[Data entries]
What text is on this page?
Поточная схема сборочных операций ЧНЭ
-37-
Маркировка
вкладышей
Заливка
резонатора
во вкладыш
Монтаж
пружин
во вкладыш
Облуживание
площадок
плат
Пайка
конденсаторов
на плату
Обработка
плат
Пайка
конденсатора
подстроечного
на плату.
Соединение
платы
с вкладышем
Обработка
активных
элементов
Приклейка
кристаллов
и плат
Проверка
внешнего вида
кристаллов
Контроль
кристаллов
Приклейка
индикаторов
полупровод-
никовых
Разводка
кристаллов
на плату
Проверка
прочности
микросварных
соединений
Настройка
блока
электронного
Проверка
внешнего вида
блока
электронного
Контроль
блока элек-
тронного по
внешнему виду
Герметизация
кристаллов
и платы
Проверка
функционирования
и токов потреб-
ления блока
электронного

* * *

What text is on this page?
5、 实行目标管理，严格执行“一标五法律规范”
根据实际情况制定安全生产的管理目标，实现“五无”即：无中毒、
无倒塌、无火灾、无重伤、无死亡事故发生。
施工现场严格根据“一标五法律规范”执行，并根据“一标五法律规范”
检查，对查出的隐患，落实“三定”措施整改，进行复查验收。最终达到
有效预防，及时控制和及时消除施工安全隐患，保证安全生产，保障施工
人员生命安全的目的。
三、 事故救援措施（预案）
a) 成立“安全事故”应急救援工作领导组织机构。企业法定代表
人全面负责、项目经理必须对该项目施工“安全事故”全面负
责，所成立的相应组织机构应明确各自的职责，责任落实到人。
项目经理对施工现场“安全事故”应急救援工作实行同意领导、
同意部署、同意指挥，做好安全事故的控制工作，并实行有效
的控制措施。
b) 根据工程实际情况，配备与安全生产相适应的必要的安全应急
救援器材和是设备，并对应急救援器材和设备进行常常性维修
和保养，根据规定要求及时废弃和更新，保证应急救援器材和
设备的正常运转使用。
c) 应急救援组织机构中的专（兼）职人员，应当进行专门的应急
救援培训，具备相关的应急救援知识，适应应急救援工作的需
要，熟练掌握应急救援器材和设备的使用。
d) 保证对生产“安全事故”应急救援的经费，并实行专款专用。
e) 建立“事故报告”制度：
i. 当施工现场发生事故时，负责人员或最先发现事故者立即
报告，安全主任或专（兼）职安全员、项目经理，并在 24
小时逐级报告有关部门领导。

--

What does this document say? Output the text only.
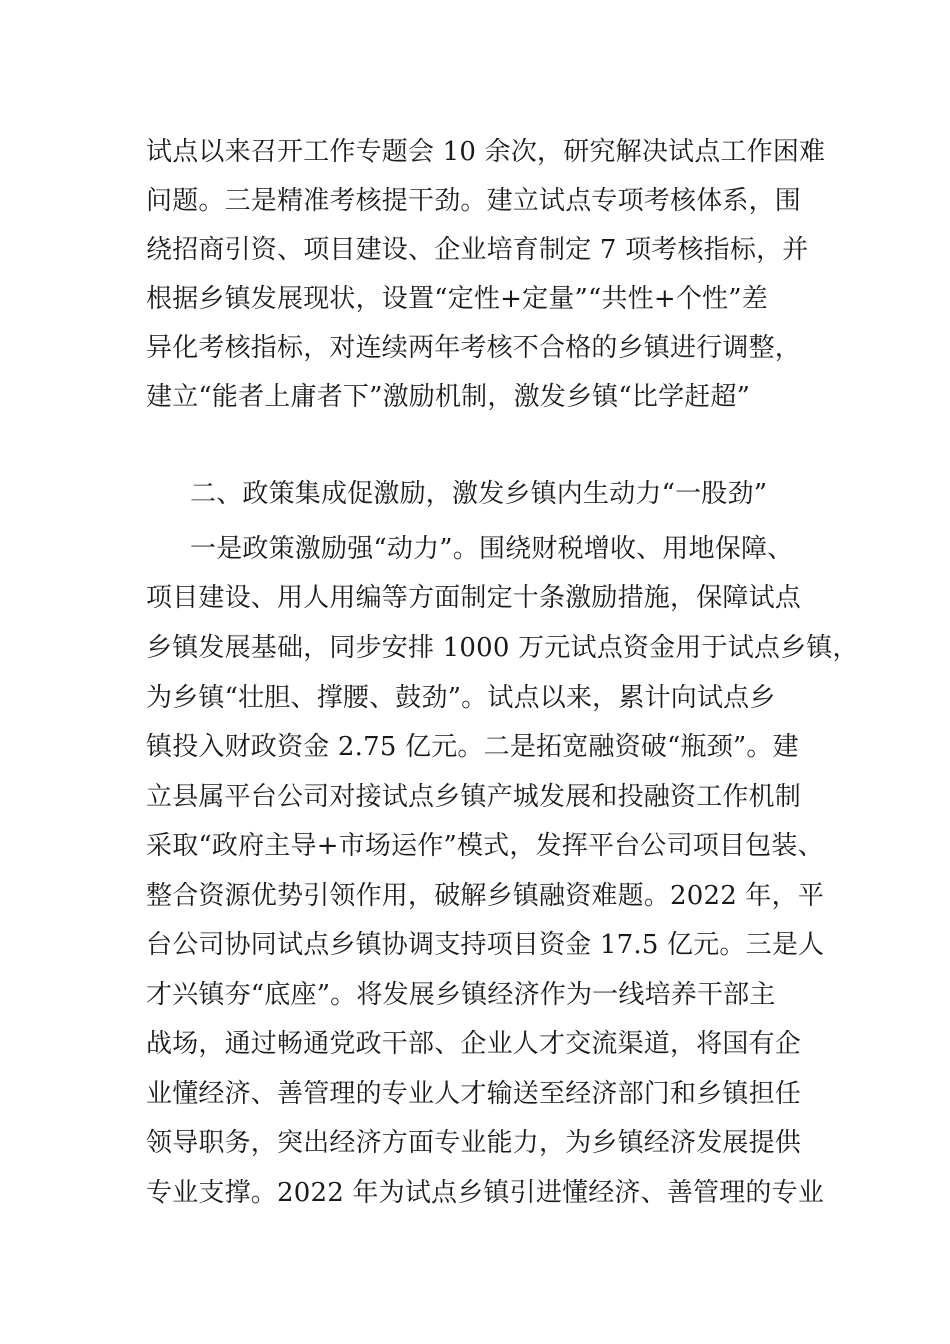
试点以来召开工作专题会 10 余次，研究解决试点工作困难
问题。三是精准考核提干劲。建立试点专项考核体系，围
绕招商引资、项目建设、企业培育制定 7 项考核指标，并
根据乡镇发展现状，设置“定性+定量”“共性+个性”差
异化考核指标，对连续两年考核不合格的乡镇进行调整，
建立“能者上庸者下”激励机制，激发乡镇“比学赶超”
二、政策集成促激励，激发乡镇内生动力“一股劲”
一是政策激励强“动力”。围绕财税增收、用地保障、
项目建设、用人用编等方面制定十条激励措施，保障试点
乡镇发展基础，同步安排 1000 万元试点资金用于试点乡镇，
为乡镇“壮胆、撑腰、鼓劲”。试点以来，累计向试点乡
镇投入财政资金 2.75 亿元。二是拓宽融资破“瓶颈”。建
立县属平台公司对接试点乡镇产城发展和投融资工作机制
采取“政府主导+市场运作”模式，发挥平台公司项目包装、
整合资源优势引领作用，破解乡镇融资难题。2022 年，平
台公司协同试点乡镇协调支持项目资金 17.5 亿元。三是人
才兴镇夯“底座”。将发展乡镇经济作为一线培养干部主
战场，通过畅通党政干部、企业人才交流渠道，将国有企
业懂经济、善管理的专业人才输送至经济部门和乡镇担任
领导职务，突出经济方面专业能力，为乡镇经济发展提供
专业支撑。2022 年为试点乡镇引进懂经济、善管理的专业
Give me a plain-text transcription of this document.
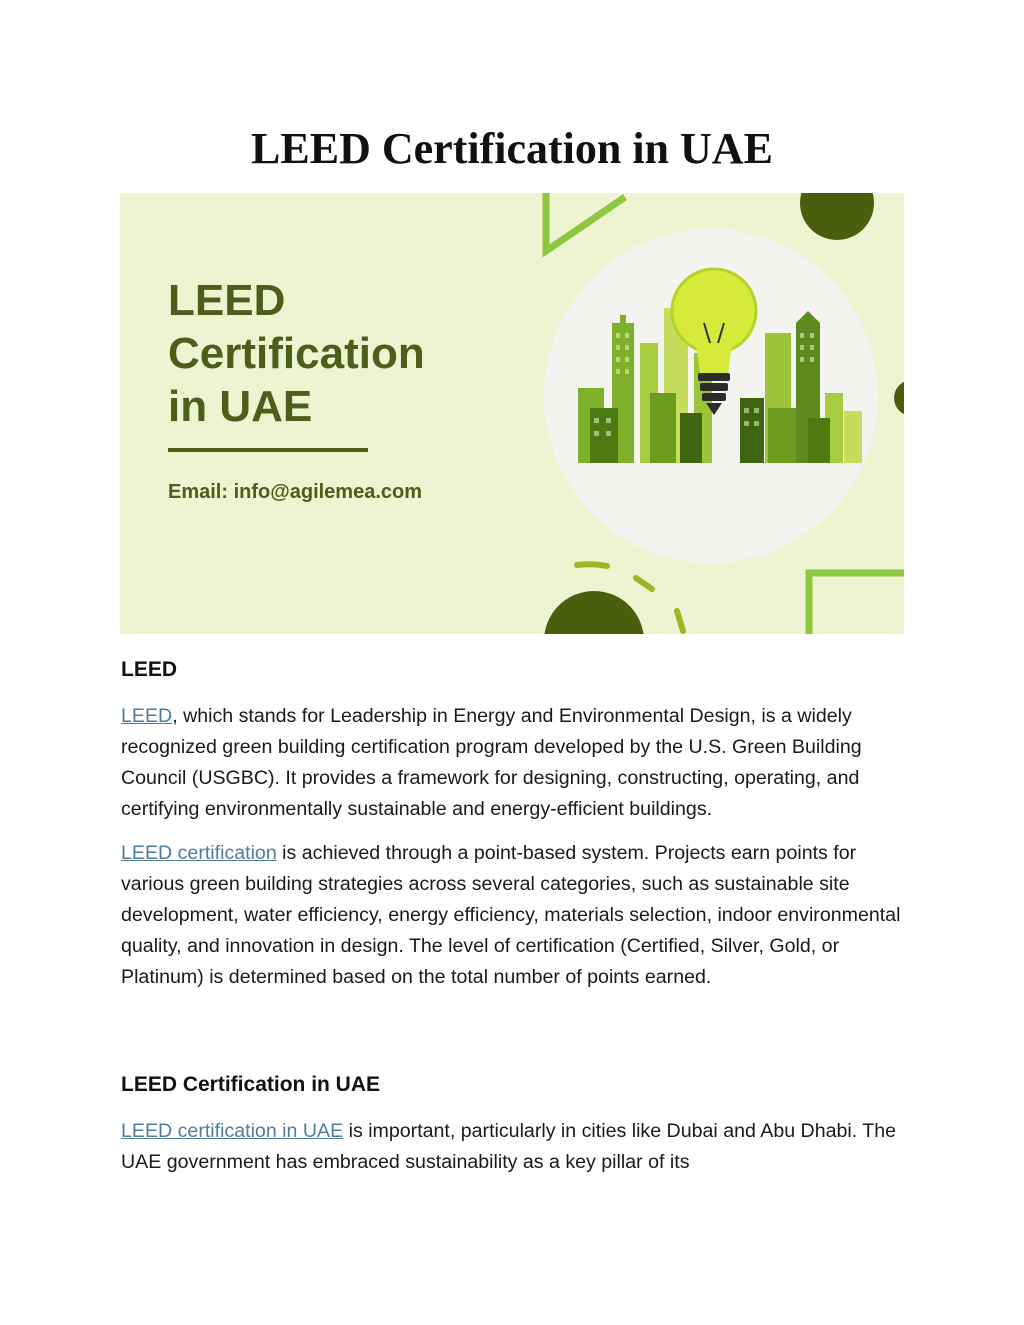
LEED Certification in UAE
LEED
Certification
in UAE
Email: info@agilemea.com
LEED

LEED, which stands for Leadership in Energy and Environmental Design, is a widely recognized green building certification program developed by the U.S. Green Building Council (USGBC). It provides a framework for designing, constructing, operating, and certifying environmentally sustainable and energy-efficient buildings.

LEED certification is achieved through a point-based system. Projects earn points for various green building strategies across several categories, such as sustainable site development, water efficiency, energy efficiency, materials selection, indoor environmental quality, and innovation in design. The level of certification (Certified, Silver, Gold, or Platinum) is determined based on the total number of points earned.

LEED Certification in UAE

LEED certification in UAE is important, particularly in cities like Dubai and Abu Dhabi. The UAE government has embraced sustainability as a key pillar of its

- **What this task involves**: Copy all lines in the listing above where the string "一标五法律规范" appears.

- **Problem solution**:
5、 实行目标管理，严格执行“一标五法律规范”
施工现场严格根据“一标五法律规范”执行，并根据“一标五法律规范”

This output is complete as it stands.